WRITTEN TASK
In the records that follow, show each line where the word "在场盈合集" is present.

[Collection entries]

┄┄┄┄┄┄┄┄┄┄┄┄┄┄┄┄┄┄┄┄

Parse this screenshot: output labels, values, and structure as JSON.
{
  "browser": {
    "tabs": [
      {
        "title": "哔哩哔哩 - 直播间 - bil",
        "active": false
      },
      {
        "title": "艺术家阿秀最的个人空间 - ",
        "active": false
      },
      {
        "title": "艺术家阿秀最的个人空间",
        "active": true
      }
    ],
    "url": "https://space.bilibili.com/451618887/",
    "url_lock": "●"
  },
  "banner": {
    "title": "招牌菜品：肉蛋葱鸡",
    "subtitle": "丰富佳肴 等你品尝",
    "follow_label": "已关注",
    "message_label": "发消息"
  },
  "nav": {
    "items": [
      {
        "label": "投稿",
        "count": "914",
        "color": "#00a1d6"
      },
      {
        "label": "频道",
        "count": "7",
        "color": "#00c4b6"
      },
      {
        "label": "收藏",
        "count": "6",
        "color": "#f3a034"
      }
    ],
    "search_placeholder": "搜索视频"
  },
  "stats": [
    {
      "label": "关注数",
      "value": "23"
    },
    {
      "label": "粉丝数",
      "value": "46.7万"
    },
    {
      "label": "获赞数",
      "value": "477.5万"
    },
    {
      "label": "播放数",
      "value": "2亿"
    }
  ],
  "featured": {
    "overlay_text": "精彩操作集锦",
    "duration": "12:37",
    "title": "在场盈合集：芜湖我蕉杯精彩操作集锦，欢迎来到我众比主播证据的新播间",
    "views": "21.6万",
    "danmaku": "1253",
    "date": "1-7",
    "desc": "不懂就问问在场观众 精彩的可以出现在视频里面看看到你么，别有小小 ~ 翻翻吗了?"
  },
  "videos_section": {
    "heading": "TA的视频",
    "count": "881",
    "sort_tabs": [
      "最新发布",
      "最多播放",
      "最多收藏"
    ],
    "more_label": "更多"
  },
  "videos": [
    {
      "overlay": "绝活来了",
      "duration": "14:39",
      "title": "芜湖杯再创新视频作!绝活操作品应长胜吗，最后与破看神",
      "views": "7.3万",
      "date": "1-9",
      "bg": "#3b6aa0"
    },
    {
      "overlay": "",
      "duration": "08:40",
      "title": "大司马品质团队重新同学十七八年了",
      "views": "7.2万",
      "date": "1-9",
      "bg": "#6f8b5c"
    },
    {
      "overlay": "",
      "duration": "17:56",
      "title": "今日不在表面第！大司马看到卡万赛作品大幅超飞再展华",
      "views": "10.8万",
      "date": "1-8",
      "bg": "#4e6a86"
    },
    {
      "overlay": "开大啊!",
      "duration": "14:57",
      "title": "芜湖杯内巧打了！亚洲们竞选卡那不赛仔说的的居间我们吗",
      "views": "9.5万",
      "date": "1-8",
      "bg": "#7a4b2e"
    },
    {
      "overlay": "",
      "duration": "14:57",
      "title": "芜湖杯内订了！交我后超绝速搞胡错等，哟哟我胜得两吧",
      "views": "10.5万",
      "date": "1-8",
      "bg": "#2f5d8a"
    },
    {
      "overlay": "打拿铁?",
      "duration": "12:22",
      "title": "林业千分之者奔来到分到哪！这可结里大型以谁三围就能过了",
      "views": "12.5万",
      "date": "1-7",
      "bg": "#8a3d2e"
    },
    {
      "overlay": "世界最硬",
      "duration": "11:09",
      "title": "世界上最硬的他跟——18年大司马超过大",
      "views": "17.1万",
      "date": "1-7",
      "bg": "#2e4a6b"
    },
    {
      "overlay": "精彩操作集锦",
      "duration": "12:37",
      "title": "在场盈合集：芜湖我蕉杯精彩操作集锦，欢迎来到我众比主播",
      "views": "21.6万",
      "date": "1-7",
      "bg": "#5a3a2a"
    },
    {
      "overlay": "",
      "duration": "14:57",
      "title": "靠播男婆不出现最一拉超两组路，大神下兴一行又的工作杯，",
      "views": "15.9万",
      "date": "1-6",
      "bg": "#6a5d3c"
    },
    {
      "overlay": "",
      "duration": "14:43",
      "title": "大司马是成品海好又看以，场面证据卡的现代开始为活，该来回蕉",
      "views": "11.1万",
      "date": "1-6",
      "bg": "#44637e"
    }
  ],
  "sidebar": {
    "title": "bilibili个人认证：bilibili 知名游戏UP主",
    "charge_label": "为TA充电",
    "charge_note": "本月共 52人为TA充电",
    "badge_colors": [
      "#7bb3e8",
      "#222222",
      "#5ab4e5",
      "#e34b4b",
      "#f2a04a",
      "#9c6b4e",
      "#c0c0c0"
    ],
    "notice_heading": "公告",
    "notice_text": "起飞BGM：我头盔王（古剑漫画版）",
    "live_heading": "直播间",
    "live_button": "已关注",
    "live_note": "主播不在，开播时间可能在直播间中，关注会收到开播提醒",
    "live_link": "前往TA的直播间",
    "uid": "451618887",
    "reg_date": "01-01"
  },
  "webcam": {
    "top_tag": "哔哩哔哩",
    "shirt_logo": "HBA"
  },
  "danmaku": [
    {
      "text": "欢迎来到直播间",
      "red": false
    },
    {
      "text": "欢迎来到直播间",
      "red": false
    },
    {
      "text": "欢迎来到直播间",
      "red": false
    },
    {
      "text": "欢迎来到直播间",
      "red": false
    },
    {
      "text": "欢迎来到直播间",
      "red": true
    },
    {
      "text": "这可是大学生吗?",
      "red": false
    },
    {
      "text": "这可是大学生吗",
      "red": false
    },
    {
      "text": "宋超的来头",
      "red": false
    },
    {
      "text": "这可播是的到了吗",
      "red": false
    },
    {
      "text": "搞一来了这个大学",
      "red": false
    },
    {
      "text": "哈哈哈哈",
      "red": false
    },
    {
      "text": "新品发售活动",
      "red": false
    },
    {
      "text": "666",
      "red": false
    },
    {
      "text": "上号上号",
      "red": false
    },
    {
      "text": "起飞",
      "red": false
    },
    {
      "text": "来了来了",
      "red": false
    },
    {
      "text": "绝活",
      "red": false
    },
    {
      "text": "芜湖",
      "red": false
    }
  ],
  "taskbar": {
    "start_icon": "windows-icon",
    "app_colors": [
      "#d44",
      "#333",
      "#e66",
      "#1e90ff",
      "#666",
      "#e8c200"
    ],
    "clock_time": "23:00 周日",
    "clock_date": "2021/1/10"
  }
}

┄┄┄┄┄┄┄┄┄┄┄┄┄┄┄┄┄┄┄┄

OUTPUT
    "title": "在场盈合集：芜湖我蕉杯精彩操作集锦，欢迎来到我众比主播证据的新播间",
      "title": "在场盈合集：芜湖我蕉杯精彩操作集锦，欢迎来到我众比主播",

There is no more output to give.